Dataset entries:
■ ■ ■

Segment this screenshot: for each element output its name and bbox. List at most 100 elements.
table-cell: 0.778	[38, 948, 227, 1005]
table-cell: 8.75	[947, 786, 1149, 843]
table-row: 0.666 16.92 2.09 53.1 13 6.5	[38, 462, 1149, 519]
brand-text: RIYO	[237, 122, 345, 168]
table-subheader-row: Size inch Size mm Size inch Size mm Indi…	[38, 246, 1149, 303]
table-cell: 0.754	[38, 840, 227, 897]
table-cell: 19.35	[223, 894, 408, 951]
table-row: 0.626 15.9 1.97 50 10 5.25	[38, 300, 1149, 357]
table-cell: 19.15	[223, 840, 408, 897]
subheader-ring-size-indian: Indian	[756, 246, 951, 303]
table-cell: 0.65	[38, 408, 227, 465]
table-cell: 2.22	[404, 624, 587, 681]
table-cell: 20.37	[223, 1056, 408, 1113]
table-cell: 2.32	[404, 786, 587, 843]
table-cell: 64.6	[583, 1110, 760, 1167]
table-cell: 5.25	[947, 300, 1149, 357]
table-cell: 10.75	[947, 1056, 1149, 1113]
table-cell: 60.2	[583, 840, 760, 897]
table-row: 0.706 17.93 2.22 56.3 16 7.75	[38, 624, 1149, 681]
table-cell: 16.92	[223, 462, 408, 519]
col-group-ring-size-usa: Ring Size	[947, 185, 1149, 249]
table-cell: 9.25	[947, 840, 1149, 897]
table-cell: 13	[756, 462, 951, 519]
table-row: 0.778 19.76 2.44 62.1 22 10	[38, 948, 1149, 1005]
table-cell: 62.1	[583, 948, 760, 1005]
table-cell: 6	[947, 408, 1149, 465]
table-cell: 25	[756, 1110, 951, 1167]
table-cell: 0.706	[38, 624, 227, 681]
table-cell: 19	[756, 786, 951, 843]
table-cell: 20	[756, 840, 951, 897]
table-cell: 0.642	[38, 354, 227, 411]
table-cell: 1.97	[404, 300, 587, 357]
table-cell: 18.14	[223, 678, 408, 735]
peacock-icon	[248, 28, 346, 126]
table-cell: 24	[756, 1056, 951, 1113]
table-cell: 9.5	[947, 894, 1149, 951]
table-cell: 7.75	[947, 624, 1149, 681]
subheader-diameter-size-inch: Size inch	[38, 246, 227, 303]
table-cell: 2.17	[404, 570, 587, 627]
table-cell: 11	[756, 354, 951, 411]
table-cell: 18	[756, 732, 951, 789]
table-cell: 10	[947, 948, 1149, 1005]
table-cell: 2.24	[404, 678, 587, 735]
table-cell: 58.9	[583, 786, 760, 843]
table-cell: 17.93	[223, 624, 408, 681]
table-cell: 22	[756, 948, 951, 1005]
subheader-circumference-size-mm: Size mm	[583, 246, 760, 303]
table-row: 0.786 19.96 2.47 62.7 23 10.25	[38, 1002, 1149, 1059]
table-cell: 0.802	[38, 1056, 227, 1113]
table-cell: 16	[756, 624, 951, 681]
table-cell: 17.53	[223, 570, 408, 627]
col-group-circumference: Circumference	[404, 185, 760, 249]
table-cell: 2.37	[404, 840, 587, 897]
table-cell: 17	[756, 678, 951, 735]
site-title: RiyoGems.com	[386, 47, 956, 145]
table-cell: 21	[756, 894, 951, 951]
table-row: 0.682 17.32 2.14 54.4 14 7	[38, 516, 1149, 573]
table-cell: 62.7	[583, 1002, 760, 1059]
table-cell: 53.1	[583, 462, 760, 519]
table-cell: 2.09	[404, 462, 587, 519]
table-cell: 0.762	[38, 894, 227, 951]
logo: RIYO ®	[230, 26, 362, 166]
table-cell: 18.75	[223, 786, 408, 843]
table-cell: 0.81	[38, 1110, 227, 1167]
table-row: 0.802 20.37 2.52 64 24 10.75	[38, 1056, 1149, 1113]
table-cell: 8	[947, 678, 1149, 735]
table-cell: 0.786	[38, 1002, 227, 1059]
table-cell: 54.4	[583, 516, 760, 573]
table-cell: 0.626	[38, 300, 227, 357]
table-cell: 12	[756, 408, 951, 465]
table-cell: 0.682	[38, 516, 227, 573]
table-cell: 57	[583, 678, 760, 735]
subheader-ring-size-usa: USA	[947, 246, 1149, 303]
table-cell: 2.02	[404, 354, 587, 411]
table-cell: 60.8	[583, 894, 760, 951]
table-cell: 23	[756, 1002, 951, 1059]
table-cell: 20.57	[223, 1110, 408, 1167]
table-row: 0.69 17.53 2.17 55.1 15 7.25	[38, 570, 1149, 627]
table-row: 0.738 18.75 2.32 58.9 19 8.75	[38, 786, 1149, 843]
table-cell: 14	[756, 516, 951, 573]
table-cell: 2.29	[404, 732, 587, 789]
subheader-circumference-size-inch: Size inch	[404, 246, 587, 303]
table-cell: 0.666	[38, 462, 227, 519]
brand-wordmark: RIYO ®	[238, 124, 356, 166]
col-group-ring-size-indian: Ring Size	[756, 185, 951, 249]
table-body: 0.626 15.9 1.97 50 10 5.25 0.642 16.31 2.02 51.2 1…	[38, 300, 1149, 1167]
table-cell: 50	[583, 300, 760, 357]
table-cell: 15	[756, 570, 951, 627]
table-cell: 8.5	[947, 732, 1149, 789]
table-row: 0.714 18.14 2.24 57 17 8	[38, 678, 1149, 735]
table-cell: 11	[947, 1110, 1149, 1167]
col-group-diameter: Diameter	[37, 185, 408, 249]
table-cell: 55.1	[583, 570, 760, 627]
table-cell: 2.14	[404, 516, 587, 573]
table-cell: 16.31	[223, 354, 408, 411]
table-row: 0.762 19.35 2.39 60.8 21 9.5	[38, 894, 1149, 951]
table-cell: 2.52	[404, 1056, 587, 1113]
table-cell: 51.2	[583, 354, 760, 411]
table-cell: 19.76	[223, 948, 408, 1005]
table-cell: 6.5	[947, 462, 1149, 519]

■ ■ ■

What is expected: Reproduce the material verbatim, starting at its first line and ending with the line that contains "1056, 951, 1113]", including both.

Result for this task:
Segment this screenshot: for each element output its name and bbox. List at most 100 elements.
table-cell: 0.778	[38, 948, 227, 1005]
table-cell: 8.75	[947, 786, 1149, 843]
table-row: 0.666 16.92 2.09 53.1 13 6.5	[38, 462, 1149, 519]
brand-text: RIYO	[237, 122, 345, 168]
table-subheader-row: Size inch Size mm Size inch Size mm Indi…	[38, 246, 1149, 303]
table-cell: 0.754	[38, 840, 227, 897]
table-cell: 19.35	[223, 894, 408, 951]
table-row: 0.626 15.9 1.97 50 10 5.25	[38, 300, 1149, 357]
table-cell: 19.15	[223, 840, 408, 897]
subheader-ring-size-indian: Indian	[756, 246, 951, 303]
table-cell: 0.65	[38, 408, 227, 465]
table-cell: 2.22	[404, 624, 587, 681]
table-cell: 20.37	[223, 1056, 408, 1113]
table-cell: 2.32	[404, 786, 587, 843]
table-cell: 64.6	[583, 1110, 760, 1167]
table-cell: 5.25	[947, 300, 1149, 357]
table-cell: 10.75	[947, 1056, 1149, 1113]
table-cell: 60.2	[583, 840, 760, 897]
table-row: 0.706 17.93 2.22 56.3 16 7.75	[38, 624, 1149, 681]
table-cell: 16.92	[223, 462, 408, 519]
col-group-ring-size-usa: Ring Size	[947, 185, 1149, 249]
table-cell: 9.25	[947, 840, 1149, 897]
table-cell: 13	[756, 462, 951, 519]
table-row: 0.778 19.76 2.44 62.1 22 10	[38, 948, 1149, 1005]
table-cell: 62.1	[583, 948, 760, 1005]
table-cell: 6	[947, 408, 1149, 465]
table-cell: 25	[756, 1110, 951, 1167]
table-cell: 0.706	[38, 624, 227, 681]
table-cell: 19	[756, 786, 951, 843]
table-cell: 20	[756, 840, 951, 897]
table-cell: 0.642	[38, 354, 227, 411]
table-cell: 1.97	[404, 300, 587, 357]
table-cell: 18.14	[223, 678, 408, 735]
peacock-icon	[248, 28, 346, 126]
table-cell: 24	[756, 1056, 951, 1113]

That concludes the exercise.